━━━━━ EXERCISE MATERIALS ━━━━━

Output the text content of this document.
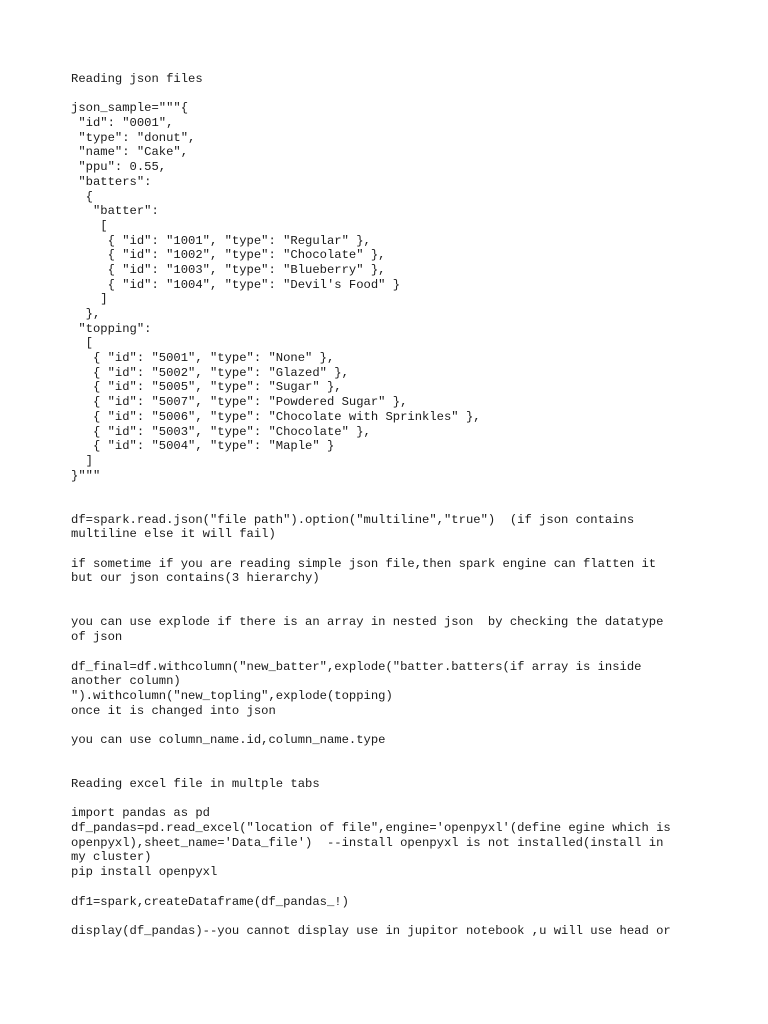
Reading json files
json_sample="""{
"id": "0001",
"type": "donut",
"name": "Cake",
"ppu": 0.55,
"batters":
{
"batter":
[
{ "id": "1001", "type": "Regular" },
{ "id": "1002", "type": "Chocolate" },
{ "id": "1003", "type": "Blueberry" },
{ "id": "1004", "type": "Devil's Food" }
]
},
"topping":
[
{ "id": "5001", "type": "None" },
{ "id": "5002", "type": "Glazed" },
{ "id": "5005", "type": "Sugar" },
{ "id": "5007", "type": "Powdered Sugar" },
{ "id": "5006", "type": "Chocolate with Sprinkles" },
{ "id": "5003", "type": "Chocolate" },
{ "id": "5004", "type": "Maple" }
]
}"""
df=spark.read.json("file path").option("multiline","true")  (if json contains
multiline else it will fail)
if sometime if you are reading simple json file,then spark engine can flatten it
but our json contains(3 hierarchy)
you can use explode if there is an array in nested json  by checking the datatype
of json
df_final=df.withcolumn("new_batter",explode("batter.batters(if array is inside
another column)
").withcolumn("new_topling",explode(topping)
once it is changed into json
you can use column_name.id,column_name.type
Reading excel file in multple tabs
import pandas as pd
df_pandas=pd.read_excel("location of file",engine='openpyxl'(define egine which is
openpyxl),sheet_name='Data_file')  --install openpyxl is not installed(install in
my cluster)
pip install openpyxl
df1=spark,createDataframe(df_pandas_!)
display(df_pandas)--you cannot display use in jupitor notebook ,u will use head or
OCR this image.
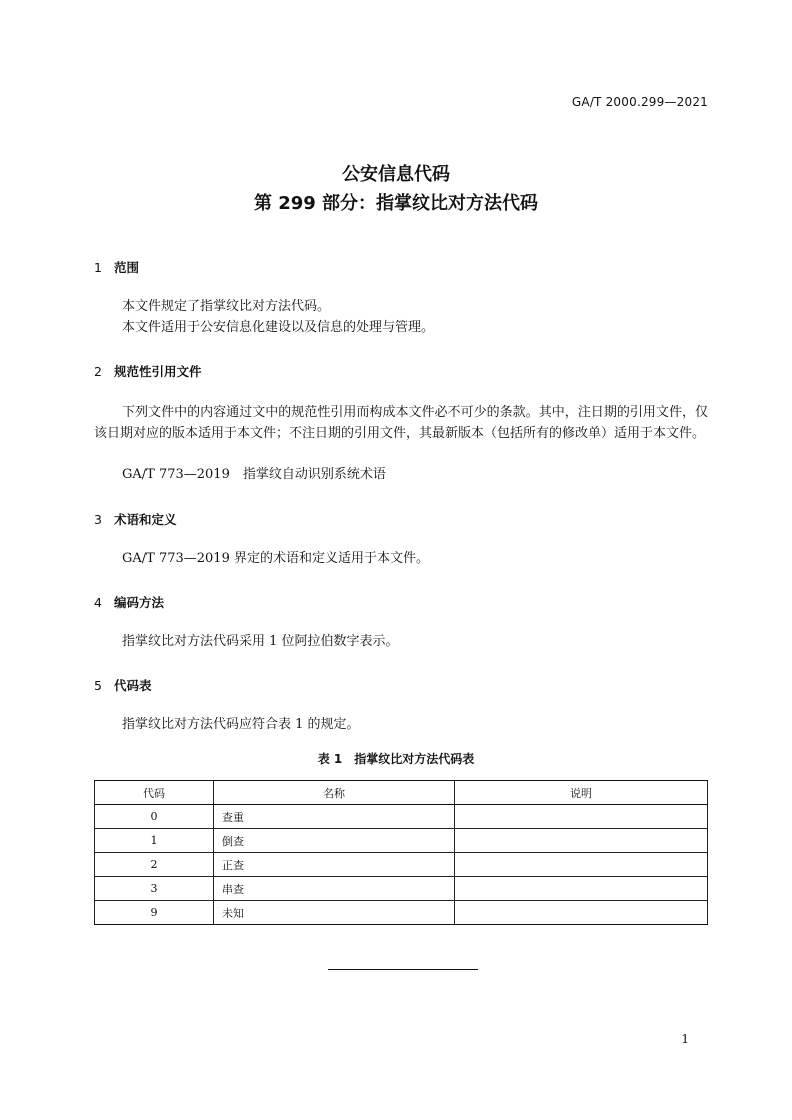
GA/T 2000.299—2021
公安信息代码
第 299 部分：指掌纹比对方法代码
1 范围
本文件规定了指掌纹比对方法代码。
本文件适用于公安信息化建设以及信息的处理与管理。
2 规范性引用文件
下列文件中的内容通过文中的规范性引用而构成本文件必不可少的条款。其中，注日期的引用文件，仅该日期对应的版本适用于本文件；不注日期的引用文件，其最新版本（包括所有的修改单）适用于本文件。
GA/T 773—2019　指掌纹自动识别系统术语
3 术语和定义
GA/T 773—2019 界定的术语和定义适用于本文件。
4 编码方法
指掌纹比对方法代码采用 1 位阿拉伯数字表示。
5 代码表
指掌纹比对方法代码应符合表 1 的规定。
表 1　指掌纹比对方法代码表
代码	名称	说明
0	查重	
1	倒查	
2	正查	
3	串查	
9	未知	
1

━━━━━

• _GOAL OF THE EXERCISE_:
State how many lines of the records above contain the word "topping", giving only that number.

• _COMPLETE ANSWER_:
2